Task instructions >>
Write out the entries verbatim and leave the images out of the copy.

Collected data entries
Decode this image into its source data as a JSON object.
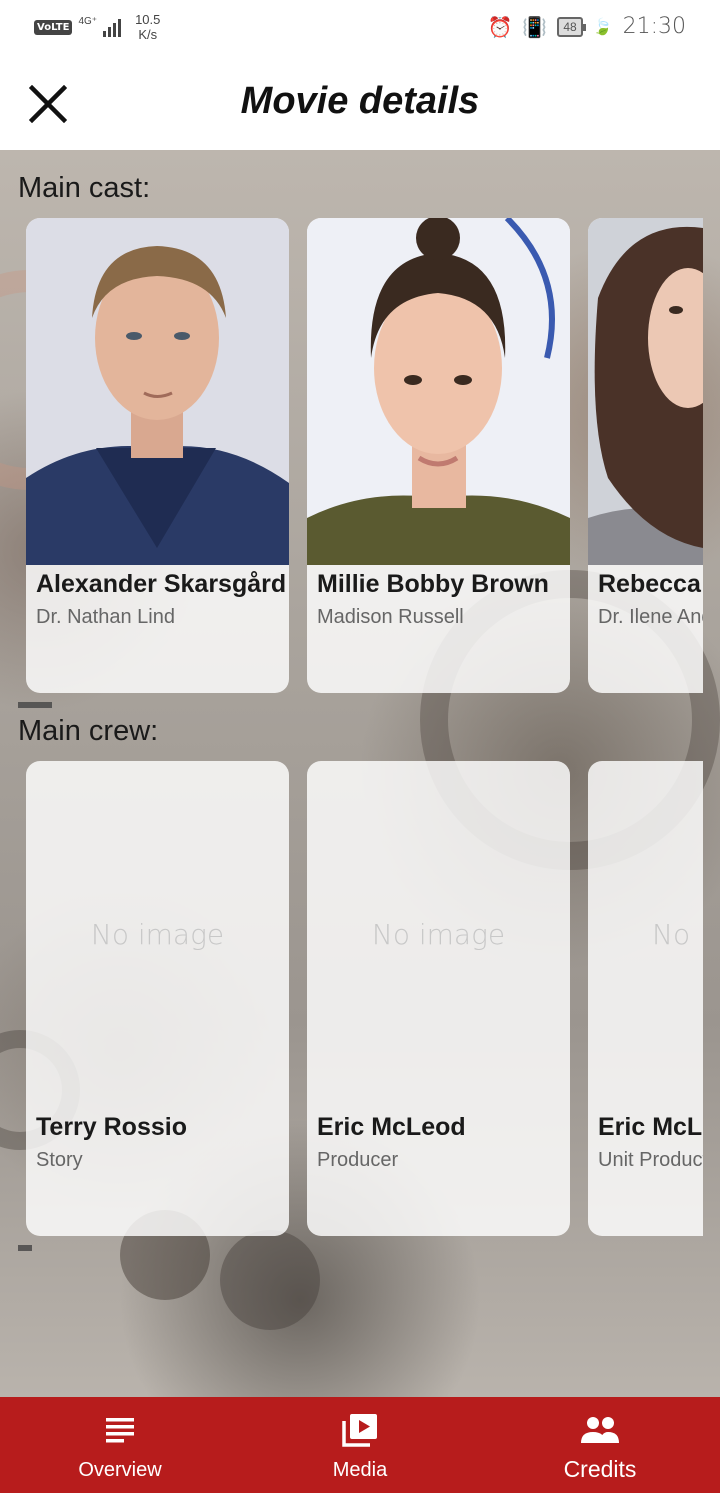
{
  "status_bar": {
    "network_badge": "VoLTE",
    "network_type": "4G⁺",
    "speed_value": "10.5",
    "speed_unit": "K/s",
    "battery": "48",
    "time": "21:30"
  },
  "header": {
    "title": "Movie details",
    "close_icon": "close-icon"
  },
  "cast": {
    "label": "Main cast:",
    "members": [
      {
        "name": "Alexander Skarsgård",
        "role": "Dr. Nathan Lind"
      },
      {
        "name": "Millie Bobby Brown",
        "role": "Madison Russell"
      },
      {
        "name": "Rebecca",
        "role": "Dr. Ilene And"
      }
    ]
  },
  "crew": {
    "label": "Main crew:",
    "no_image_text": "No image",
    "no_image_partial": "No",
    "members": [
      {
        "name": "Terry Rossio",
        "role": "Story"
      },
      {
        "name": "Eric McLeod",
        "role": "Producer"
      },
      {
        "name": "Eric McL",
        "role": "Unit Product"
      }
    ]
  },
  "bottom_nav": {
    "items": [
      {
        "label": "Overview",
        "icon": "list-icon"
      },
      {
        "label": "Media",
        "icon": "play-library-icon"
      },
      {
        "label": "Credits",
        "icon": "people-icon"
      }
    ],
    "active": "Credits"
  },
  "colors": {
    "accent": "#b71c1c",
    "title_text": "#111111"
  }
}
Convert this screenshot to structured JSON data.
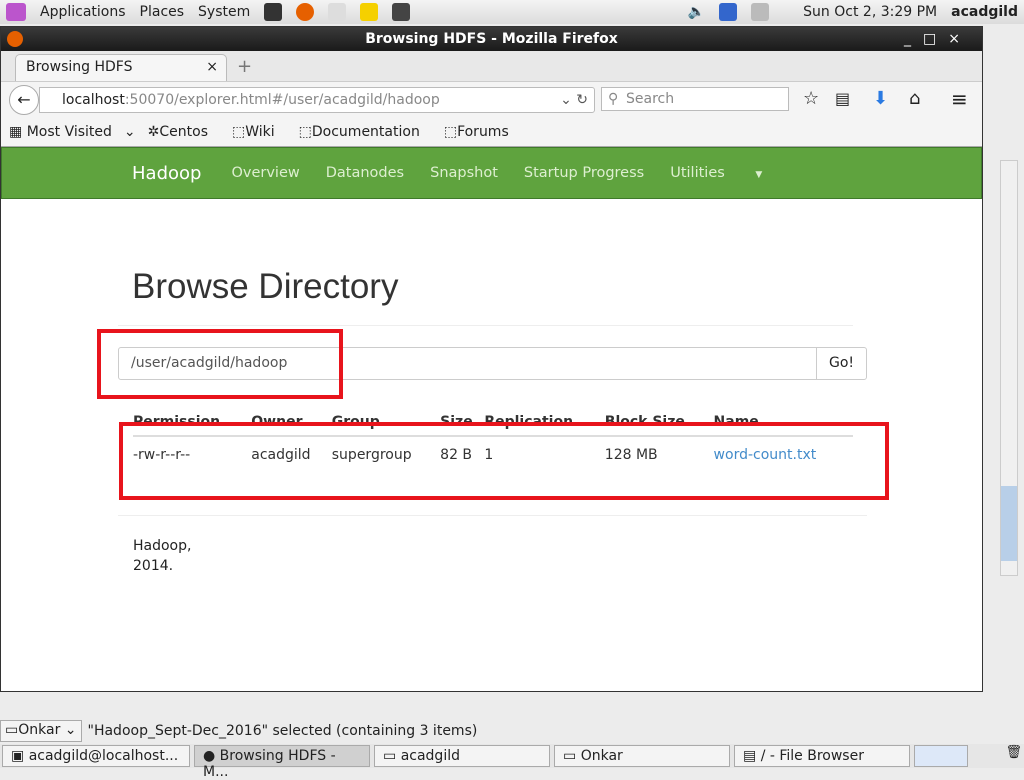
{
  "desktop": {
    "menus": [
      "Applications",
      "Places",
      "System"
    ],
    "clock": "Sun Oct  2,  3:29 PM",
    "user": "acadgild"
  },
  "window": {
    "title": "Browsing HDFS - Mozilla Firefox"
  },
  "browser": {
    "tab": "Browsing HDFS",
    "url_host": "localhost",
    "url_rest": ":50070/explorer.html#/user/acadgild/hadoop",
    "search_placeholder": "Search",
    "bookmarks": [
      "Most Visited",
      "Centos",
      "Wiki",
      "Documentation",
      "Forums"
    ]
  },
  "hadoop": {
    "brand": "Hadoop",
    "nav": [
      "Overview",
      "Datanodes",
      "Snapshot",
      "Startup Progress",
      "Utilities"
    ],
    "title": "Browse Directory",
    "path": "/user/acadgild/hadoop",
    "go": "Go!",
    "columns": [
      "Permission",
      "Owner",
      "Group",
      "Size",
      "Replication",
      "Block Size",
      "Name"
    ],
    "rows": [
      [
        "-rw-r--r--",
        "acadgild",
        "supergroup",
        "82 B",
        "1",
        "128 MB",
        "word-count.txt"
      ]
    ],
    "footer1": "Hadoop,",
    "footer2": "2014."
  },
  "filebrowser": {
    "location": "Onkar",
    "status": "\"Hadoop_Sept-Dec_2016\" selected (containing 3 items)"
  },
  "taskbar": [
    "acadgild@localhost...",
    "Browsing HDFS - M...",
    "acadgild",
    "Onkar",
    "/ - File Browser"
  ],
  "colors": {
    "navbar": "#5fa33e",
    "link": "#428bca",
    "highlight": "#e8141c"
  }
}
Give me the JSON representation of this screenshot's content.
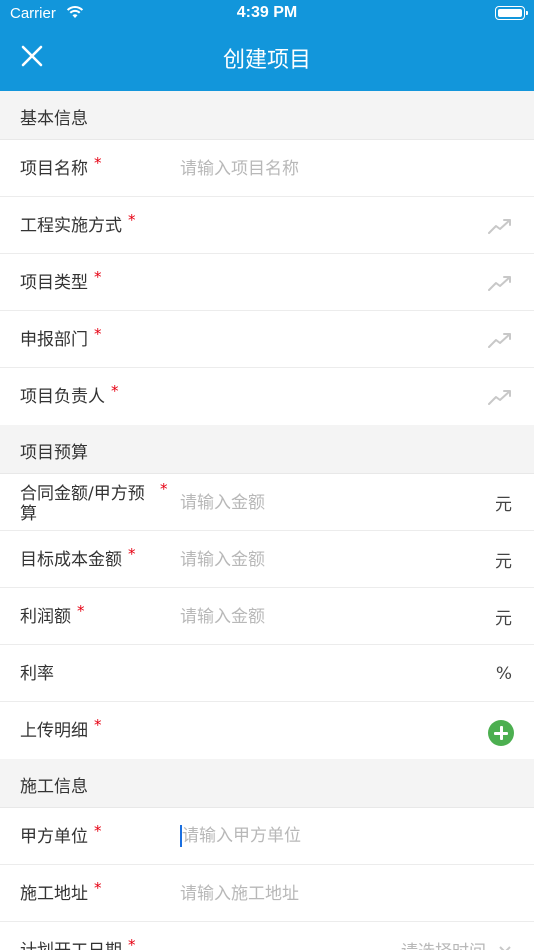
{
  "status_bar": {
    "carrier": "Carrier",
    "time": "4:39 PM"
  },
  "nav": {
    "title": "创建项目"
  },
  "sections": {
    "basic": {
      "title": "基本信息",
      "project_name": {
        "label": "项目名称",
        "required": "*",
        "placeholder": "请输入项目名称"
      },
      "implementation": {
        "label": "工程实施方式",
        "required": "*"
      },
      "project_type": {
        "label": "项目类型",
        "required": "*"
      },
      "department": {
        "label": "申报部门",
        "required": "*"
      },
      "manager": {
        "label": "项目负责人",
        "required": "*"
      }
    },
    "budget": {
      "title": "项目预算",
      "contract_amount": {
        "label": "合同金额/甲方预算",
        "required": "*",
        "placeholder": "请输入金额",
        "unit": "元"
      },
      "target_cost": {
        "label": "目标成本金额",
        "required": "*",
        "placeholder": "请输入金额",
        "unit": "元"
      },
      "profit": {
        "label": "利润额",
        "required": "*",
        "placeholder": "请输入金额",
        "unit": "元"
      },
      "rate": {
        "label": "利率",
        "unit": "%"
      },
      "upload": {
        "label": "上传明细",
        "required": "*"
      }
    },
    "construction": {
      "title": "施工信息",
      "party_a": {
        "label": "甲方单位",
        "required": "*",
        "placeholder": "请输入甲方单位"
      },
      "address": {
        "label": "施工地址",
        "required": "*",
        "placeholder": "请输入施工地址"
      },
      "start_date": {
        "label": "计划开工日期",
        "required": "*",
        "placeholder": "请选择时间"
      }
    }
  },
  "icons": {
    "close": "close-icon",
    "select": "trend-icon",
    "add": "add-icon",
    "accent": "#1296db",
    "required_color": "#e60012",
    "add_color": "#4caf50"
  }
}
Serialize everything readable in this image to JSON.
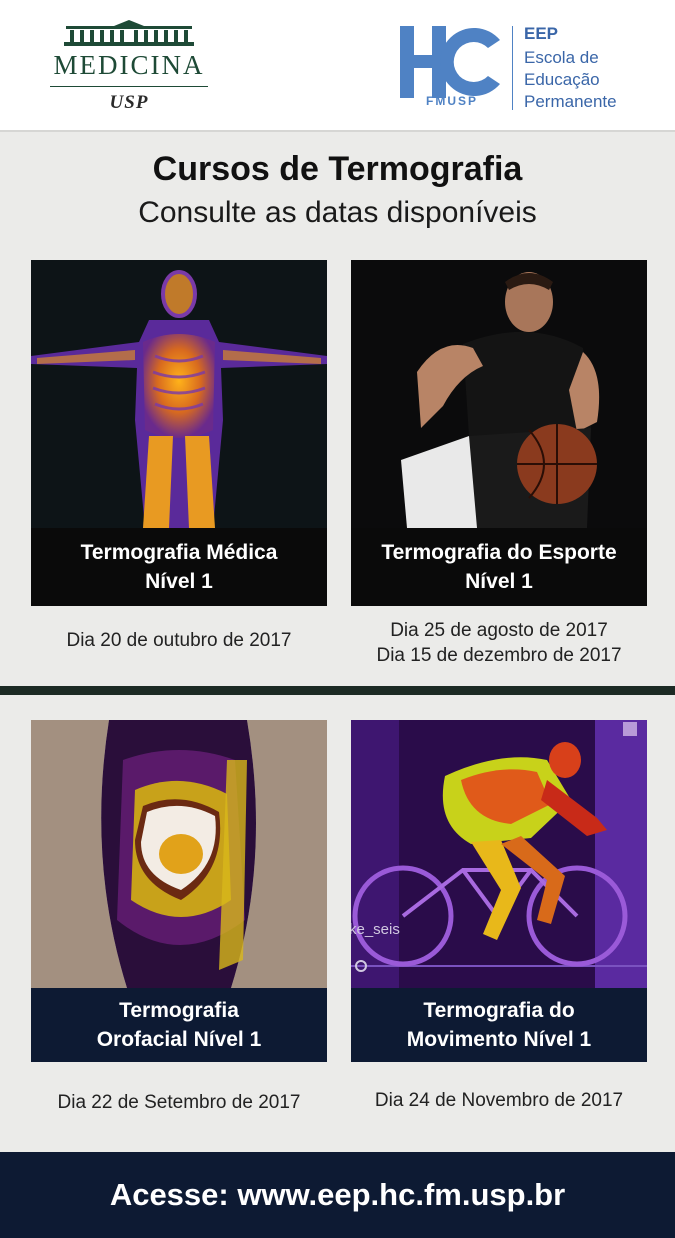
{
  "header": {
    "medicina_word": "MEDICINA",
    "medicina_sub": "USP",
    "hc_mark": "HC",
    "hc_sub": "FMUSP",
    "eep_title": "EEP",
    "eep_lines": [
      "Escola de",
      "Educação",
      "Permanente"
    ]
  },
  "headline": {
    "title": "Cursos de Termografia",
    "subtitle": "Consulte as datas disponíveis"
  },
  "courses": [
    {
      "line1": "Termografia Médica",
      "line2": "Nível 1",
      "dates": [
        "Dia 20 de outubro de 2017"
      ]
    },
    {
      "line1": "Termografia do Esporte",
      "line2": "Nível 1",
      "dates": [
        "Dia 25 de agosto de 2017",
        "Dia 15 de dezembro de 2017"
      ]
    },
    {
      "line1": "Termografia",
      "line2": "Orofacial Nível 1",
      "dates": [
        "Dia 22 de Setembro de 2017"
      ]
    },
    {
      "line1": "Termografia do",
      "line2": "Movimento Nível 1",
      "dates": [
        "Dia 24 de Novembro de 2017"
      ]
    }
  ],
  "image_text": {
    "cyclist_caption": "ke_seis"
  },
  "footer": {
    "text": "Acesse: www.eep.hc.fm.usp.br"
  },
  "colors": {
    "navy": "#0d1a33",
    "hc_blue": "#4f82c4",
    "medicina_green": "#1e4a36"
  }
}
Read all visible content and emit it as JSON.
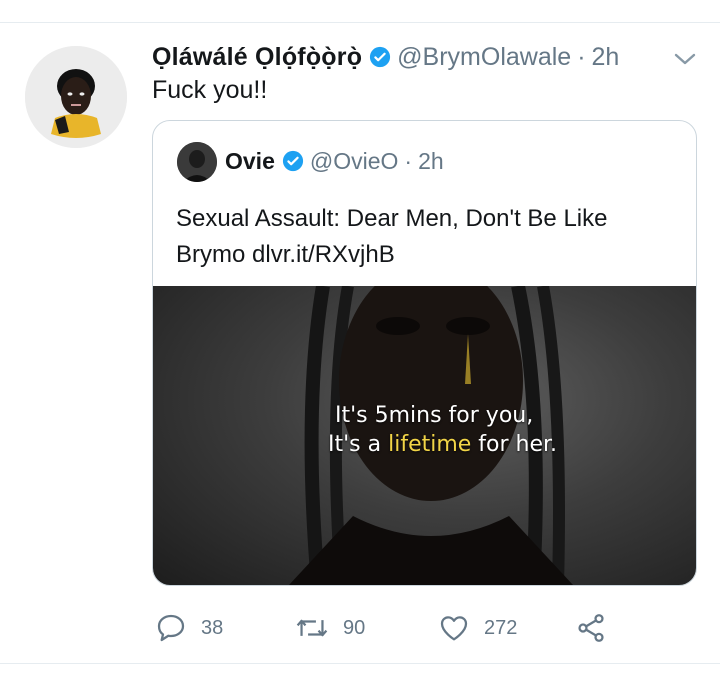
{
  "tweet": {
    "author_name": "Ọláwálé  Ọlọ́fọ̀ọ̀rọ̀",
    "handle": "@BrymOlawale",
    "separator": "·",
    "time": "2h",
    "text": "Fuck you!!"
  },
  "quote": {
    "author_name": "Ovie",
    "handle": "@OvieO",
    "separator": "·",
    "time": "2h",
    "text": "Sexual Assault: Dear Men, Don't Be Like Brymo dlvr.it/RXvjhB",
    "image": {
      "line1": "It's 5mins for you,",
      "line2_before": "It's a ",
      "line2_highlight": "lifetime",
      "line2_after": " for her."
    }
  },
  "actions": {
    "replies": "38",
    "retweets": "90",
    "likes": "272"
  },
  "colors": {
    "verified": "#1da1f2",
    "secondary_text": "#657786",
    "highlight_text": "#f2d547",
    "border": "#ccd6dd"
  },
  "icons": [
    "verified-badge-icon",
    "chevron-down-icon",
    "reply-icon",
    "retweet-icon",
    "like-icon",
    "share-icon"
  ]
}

Exercise response >>
Decode this image into its source data as a JSON object.
{
  "status_bar": {
    "network_badge": "VoLTE",
    "network_type": "4G⁺",
    "speed_value": "10.5",
    "speed_unit": "K/s",
    "battery": "48",
    "time": "21:30"
  },
  "header": {
    "title": "Movie details",
    "close_icon": "close-icon"
  },
  "cast": {
    "label": "Main cast:",
    "members": [
      {
        "name": "Alexander Skarsgård",
        "role": "Dr. Nathan Lind"
      },
      {
        "name": "Millie Bobby Brown",
        "role": "Madison Russell"
      },
      {
        "name": "Rebecca",
        "role": "Dr. Ilene And"
      }
    ]
  },
  "crew": {
    "label": "Main crew:",
    "no_image_text": "No image",
    "no_image_partial": "No",
    "members": [
      {
        "name": "Terry Rossio",
        "role": "Story"
      },
      {
        "name": "Eric McLeod",
        "role": "Producer"
      },
      {
        "name": "Eric McL",
        "role": "Unit Product"
      }
    ]
  },
  "bottom_nav": {
    "items": [
      {
        "label": "Overview",
        "icon": "list-icon"
      },
      {
        "label": "Media",
        "icon": "play-library-icon"
      },
      {
        "label": "Credits",
        "icon": "people-icon"
      }
    ],
    "active": "Credits"
  },
  "colors": {
    "accent": "#b71c1c",
    "title_text": "#111111"
  }
}
Convert this screenshot to structured JSON data.
{
  "desktop": {
    "menus": [
      "Applications",
      "Places",
      "System"
    ],
    "clock": "Sun Oct  2,  3:29 PM",
    "user": "acadgild"
  },
  "window": {
    "title": "Browsing HDFS - Mozilla Firefox"
  },
  "browser": {
    "tab": "Browsing HDFS",
    "url_host": "localhost",
    "url_rest": ":50070/explorer.html#/user/acadgild/hadoop",
    "search_placeholder": "Search",
    "bookmarks": [
      "Most Visited",
      "Centos",
      "Wiki",
      "Documentation",
      "Forums"
    ]
  },
  "hadoop": {
    "brand": "Hadoop",
    "nav": [
      "Overview",
      "Datanodes",
      "Snapshot",
      "Startup Progress",
      "Utilities"
    ],
    "title": "Browse Directory",
    "path": "/user/acadgild/hadoop",
    "go": "Go!",
    "columns": [
      "Permission",
      "Owner",
      "Group",
      "Size",
      "Replication",
      "Block Size",
      "Name"
    ],
    "rows": [
      [
        "-rw-r--r--",
        "acadgild",
        "supergroup",
        "82 B",
        "1",
        "128 MB",
        "word-count.txt"
      ]
    ],
    "footer1": "Hadoop,",
    "footer2": "2014."
  },
  "filebrowser": {
    "location": "Onkar",
    "status": "\"Hadoop_Sept-Dec_2016\" selected (containing 3 items)"
  },
  "taskbar": [
    "acadgild@localhost...",
    "Browsing HDFS - M...",
    "acadgild",
    "Onkar",
    "/ - File Browser"
  ],
  "colors": {
    "navbar": "#5fa33e",
    "link": "#428bca",
    "highlight": "#e8141c"
  }
}
Give me the JSON representation of this screenshot's content.
{
  "status_bar": {
    "carrier": "Carrier",
    "time": "4:39 PM"
  },
  "nav": {
    "title": "创建项目"
  },
  "sections": {
    "basic": {
      "title": "基本信息",
      "project_name": {
        "label": "项目名称",
        "required": "*",
        "placeholder": "请输入项目名称"
      },
      "implementation": {
        "label": "工程实施方式",
        "required": "*"
      },
      "project_type": {
        "label": "项目类型",
        "required": "*"
      },
      "department": {
        "label": "申报部门",
        "required": "*"
      },
      "manager": {
        "label": "项目负责人",
        "required": "*"
      }
    },
    "budget": {
      "title": "项目预算",
      "contract_amount": {
        "label": "合同金额/甲方预算",
        "required": "*",
        "placeholder": "请输入金额",
        "unit": "元"
      },
      "target_cost": {
        "label": "目标成本金额",
        "required": "*",
        "placeholder": "请输入金额",
        "unit": "元"
      },
      "profit": {
        "label": "利润额",
        "required": "*",
        "placeholder": "请输入金额",
        "unit": "元"
      },
      "rate": {
        "label": "利率",
        "unit": "%"
      },
      "upload": {
        "label": "上传明细",
        "required": "*"
      }
    },
    "construction": {
      "title": "施工信息",
      "party_a": {
        "label": "甲方单位",
        "required": "*",
        "placeholder": "请输入甲方单位"
      },
      "address": {
        "label": "施工地址",
        "required": "*",
        "placeholder": "请输入施工地址"
      },
      "start_date": {
        "label": "计划开工日期",
        "required": "*",
        "placeholder": "请选择时间"
      }
    }
  },
  "icons": {
    "close": "close-icon",
    "select": "trend-icon",
    "add": "add-icon",
    "accent": "#1296db",
    "required_color": "#e60012",
    "add_color": "#4caf50"
  }
}
Serialize everything readable in this image to JSON.
{
  "header": {
    "medicina_word": "MEDICINA",
    "medicina_sub": "USP",
    "hc_mark": "HC",
    "hc_sub": "FMUSP",
    "eep_title": "EEP",
    "eep_lines": [
      "Escola de",
      "Educação",
      "Permanente"
    ]
  },
  "headline": {
    "title": "Cursos de Termografia",
    "subtitle": "Consulte as datas disponíveis"
  },
  "courses": [
    {
      "line1": "Termografia Médica",
      "line2": "Nível 1",
      "dates": [
        "Dia 20 de outubro de 2017"
      ]
    },
    {
      "line1": "Termografia do Esporte",
      "line2": "Nível 1",
      "dates": [
        "Dia 25 de agosto de 2017",
        "Dia 15 de dezembro de 2017"
      ]
    },
    {
      "line1": "Termografia",
      "line2": "Orofacial Nível 1",
      "dates": [
        "Dia 22 de Setembro de 2017"
      ]
    },
    {
      "line1": "Termografia do",
      "line2": "Movimento Nível 1",
      "dates": [
        "Dia 24 de Novembro de 2017"
      ]
    }
  ],
  "image_text": {
    "cyclist_caption": "ke_seis"
  },
  "footer": {
    "text": "Acesse: www.eep.hc.fm.usp.br"
  },
  "colors": {
    "navy": "#0d1a33",
    "hc_blue": "#4f82c4",
    "medicina_green": "#1e4a36"
  }
}
Read all visible content and emit it as JSON.
{
  "tweet": {
    "author_name": "Ọláwálé  Ọlọ́fọ̀ọ̀rọ̀",
    "handle": "@BrymOlawale",
    "separator": "·",
    "time": "2h",
    "text": "Fuck you!!"
  },
  "quote": {
    "author_name": "Ovie",
    "handle": "@OvieO",
    "separator": "·",
    "time": "2h",
    "text": "Sexual Assault: Dear Men, Don't Be Like Brymo dlvr.it/RXvjhB",
    "image": {
      "line1": "It's 5mins for you,",
      "line2_before": "It's a ",
      "line2_highlight": "lifetime",
      "line2_after": " for her."
    }
  },
  "actions": {
    "replies": "38",
    "retweets": "90",
    "likes": "272"
  },
  "colors": {
    "verified": "#1da1f2",
    "secondary_text": "#657786",
    "highlight_text": "#f2d547",
    "border": "#ccd6dd"
  },
  "icons": [
    "verified-badge-icon",
    "chevron-down-icon",
    "reply-icon",
    "retweet-icon",
    "like-icon",
    "share-icon"
  ]
}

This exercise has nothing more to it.